Dataset rows =>
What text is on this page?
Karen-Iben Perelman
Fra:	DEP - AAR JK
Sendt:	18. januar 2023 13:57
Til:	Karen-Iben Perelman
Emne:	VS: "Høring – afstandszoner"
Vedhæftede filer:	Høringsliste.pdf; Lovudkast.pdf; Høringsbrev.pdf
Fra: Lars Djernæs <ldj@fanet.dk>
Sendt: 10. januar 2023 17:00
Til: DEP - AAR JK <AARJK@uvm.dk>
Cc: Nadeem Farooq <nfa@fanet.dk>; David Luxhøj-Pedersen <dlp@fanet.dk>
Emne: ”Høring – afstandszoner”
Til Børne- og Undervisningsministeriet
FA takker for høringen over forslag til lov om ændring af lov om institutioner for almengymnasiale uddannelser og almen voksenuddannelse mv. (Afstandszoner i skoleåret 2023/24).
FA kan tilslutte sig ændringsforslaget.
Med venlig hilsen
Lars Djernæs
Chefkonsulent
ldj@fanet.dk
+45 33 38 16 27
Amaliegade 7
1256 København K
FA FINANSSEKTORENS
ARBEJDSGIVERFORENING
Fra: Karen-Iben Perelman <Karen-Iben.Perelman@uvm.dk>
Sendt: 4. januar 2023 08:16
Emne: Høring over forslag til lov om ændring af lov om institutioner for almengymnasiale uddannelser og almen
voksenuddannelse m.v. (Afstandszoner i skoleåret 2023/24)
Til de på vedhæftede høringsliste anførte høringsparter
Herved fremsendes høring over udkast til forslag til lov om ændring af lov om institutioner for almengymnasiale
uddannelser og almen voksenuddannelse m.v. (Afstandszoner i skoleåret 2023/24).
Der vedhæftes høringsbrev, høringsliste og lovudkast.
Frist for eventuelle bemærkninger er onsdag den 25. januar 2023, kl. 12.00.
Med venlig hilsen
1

Exercise => Please set down each line of the records exactly as given.

Solved problem =>
What text is on this page?
Karen-Iben Perelman
Fra:	DEP - AAR JK
Sendt:	18. januar 2023 13:57
Til:	Karen-Iben Perelman
Emne:	VS: "Høring – afstandszoner"
Vedhæftede filer:	Høringsliste.pdf; Lovudkast.pdf; Høringsbrev.pdf
Fra: Lars Djernæs <ldj@fanet.dk>
Sendt: 10. januar 2023 17:00
Til: DEP - AAR JK <AARJK@uvm.dk>
Cc: Nadeem Farooq <nfa@fanet.dk>; David Luxhøj-Pedersen <dlp@fanet.dk>
Emne: ”Høring – afstandszoner”
Til Børne- og Undervisningsministeriet
FA takker for høringen over forslag til lov om ændring af lov om institutioner for almengymnasiale uddannelser og almen voksenuddannelse mv. (Afstandszoner i skoleåret 2023/24).
FA kan tilslutte sig ændringsforslaget.
Med venlig hilsen
Lars Djernæs
Chefkonsulent
ldj@fanet.dk
+45 33 38 16 27
Amaliegade 7
1256 København K
FA FINANSSEKTORENS
ARBEJDSGIVERFORENING
Fra: Karen-Iben Perelman <Karen-Iben.Perelman@uvm.dk>
Sendt: 4. januar 2023 08:16
Emne: Høring over forslag til lov om ændring af lov om institutioner for almengymnasiale uddannelser og almen
voksenuddannelse m.v. (Afstandszoner i skoleåret 2023/24)
Til de på vedhæftede høringsliste anførte høringsparter
Herved fremsendes høring over udkast til forslag til lov om ændring af lov om institutioner for almengymnasiale
uddannelser og almen voksenuddannelse m.v. (Afstandszoner i skoleåret 2023/24).
Der vedhæftes høringsbrev, høringsliste og lovudkast.
Frist for eventuelle bemærkninger er onsdag den 25. januar 2023, kl. 12.00.
Med venlig hilsen
1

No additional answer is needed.